— Start of Data lines —

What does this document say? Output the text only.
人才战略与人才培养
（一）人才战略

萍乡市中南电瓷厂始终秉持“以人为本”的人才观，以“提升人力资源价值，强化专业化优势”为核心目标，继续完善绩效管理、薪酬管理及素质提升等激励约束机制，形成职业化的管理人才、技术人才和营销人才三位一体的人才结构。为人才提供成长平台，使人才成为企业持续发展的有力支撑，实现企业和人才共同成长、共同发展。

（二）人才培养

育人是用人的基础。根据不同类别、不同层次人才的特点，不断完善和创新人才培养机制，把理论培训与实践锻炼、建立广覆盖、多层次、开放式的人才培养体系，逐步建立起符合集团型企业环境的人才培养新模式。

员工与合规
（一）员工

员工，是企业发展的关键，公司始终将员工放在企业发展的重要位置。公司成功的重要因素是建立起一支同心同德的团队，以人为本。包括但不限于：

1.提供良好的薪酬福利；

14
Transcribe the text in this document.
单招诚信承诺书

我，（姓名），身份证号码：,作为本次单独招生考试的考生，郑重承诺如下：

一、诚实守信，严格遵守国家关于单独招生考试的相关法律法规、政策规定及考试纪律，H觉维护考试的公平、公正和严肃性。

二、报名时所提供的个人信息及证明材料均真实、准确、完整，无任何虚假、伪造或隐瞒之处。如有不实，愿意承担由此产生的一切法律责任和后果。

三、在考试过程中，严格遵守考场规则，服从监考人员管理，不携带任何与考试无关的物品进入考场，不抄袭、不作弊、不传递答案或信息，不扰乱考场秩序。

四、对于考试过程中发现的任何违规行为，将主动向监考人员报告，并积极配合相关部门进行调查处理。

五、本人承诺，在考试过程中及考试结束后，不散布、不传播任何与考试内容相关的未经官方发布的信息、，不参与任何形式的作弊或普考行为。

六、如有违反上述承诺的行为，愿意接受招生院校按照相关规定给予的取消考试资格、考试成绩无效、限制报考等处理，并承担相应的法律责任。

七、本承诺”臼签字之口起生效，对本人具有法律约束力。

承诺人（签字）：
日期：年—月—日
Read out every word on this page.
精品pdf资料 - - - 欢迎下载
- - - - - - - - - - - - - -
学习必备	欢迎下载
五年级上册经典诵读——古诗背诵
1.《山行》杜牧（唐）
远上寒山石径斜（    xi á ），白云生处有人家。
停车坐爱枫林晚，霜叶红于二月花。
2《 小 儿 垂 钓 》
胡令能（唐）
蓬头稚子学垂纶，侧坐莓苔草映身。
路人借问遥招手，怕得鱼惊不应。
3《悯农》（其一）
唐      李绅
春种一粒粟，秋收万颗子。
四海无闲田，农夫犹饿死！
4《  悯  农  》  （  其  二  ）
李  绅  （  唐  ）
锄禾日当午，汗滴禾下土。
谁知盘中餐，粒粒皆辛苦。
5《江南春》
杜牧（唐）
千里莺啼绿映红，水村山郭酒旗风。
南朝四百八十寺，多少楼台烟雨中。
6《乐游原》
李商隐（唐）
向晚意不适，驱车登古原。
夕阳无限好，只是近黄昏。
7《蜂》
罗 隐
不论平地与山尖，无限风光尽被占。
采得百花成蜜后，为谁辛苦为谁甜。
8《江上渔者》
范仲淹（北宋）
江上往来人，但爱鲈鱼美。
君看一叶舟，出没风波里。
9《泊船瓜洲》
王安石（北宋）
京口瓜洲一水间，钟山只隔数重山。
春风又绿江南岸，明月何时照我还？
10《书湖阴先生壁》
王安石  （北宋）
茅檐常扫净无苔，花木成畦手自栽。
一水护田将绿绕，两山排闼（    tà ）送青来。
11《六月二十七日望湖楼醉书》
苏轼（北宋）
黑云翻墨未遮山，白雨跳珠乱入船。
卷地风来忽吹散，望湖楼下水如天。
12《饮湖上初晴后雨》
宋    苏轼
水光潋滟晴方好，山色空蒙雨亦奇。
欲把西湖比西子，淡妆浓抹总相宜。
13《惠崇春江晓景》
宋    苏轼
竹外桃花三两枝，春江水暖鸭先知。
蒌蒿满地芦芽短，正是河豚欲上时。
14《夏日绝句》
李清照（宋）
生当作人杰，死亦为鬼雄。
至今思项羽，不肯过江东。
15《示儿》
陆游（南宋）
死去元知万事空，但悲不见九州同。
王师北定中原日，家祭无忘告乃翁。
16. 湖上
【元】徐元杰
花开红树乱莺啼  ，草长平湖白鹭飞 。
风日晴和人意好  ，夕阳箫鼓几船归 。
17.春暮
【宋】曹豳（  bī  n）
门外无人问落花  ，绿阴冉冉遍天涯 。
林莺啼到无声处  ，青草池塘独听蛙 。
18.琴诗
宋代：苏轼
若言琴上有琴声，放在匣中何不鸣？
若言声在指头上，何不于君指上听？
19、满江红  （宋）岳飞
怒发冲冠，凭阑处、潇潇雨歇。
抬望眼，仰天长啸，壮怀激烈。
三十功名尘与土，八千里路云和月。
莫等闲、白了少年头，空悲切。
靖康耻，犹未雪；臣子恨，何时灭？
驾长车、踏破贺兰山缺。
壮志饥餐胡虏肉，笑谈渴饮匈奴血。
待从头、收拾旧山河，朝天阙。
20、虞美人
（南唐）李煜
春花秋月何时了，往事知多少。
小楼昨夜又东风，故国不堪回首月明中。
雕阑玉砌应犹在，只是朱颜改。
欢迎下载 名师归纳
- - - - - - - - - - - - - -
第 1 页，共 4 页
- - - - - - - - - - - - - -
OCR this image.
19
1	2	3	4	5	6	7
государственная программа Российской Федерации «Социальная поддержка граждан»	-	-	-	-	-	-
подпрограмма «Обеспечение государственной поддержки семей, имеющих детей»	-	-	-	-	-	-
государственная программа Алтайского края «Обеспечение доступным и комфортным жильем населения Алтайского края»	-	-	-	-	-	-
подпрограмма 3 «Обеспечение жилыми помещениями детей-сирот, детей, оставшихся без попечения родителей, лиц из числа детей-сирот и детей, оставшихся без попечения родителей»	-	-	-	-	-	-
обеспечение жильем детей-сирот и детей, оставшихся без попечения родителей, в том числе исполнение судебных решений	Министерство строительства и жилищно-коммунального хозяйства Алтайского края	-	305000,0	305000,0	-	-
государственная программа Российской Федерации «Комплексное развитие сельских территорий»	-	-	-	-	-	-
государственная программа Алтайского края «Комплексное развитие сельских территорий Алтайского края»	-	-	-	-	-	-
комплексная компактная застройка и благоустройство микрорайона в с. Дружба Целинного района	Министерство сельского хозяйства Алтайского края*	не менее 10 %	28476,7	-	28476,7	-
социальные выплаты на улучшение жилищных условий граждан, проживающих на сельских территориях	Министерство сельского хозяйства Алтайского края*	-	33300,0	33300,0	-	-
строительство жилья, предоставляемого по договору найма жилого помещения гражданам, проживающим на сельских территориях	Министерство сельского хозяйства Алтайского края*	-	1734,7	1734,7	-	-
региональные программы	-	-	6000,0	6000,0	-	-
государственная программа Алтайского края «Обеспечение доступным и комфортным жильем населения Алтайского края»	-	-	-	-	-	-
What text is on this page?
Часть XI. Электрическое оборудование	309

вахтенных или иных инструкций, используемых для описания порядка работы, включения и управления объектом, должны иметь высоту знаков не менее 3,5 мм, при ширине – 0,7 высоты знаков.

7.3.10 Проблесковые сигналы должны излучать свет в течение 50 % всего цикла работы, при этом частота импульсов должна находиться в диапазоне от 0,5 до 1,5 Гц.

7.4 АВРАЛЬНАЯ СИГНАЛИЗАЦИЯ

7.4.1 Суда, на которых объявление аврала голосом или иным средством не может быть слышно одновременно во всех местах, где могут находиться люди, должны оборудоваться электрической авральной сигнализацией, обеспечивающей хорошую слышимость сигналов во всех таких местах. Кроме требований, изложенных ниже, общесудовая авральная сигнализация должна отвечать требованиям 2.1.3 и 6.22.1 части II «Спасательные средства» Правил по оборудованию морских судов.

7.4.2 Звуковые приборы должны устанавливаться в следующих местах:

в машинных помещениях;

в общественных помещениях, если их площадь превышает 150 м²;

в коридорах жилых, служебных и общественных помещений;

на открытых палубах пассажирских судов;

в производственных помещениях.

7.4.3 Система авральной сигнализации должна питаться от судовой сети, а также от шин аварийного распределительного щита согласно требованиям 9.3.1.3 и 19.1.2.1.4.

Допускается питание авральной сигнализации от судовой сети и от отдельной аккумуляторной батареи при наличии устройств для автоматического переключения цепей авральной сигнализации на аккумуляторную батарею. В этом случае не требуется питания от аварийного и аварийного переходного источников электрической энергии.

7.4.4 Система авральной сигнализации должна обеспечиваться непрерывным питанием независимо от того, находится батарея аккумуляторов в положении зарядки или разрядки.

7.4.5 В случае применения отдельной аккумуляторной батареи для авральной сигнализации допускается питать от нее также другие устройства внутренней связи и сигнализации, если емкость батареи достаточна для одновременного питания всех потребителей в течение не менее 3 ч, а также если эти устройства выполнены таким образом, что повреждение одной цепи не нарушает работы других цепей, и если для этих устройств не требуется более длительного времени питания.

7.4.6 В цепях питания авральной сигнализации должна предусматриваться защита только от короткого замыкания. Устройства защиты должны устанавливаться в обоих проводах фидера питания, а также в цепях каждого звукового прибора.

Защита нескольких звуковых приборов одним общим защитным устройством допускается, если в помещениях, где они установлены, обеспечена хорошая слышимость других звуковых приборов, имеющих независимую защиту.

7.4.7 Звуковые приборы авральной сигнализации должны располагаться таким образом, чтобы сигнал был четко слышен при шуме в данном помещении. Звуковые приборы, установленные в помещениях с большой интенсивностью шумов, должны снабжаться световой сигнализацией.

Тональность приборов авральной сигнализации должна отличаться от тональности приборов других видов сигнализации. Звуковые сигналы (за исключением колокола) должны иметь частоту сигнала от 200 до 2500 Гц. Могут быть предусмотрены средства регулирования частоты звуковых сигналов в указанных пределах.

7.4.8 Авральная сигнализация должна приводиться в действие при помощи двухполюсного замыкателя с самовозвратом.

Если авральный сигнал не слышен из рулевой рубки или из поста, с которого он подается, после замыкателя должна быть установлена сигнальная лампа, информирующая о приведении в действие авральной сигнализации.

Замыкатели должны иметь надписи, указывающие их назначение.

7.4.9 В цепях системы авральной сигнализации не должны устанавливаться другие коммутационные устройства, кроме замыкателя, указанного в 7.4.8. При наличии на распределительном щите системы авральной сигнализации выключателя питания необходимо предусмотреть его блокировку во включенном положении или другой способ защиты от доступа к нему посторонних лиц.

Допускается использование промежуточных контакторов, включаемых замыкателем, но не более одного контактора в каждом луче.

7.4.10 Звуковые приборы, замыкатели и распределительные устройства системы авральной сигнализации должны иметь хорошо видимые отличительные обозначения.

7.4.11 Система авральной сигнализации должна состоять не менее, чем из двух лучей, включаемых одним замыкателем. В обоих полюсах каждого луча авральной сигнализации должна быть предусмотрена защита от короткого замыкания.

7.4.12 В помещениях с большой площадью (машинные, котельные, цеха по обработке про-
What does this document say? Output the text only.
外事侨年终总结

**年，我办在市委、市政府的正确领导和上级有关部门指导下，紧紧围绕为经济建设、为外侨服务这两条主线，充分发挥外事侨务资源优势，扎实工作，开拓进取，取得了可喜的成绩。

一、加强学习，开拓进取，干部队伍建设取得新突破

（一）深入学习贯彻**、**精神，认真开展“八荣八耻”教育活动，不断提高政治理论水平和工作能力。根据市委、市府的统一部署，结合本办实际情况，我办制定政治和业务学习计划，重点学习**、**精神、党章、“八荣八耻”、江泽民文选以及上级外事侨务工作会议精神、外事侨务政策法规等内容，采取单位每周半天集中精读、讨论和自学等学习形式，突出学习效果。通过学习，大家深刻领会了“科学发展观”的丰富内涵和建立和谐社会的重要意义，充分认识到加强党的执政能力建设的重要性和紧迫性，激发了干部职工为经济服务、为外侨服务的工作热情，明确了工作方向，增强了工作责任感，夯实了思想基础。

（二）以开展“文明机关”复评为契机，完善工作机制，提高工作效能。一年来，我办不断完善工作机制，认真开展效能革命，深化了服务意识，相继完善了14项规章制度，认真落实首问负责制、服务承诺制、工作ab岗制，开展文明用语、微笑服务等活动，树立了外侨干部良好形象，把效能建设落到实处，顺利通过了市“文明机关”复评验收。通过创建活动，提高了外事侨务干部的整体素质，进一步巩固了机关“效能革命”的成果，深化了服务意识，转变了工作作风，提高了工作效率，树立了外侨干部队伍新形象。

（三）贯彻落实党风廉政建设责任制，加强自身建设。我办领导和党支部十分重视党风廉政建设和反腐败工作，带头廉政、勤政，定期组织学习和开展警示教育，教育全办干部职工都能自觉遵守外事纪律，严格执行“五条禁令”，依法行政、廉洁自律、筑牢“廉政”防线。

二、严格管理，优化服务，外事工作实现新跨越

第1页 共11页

— End of Data lines —

### What you need to do
Read the data above. Pull out each line in which the string "Федерации" appears.

### Exercise result
государственная программа Российской Федерации «Социальная поддержка граждан»	-	-	-	-	-	-
государственная программа Российской Федерации «Комплексное развитие сельских территорий»	-	-	-	-	-	-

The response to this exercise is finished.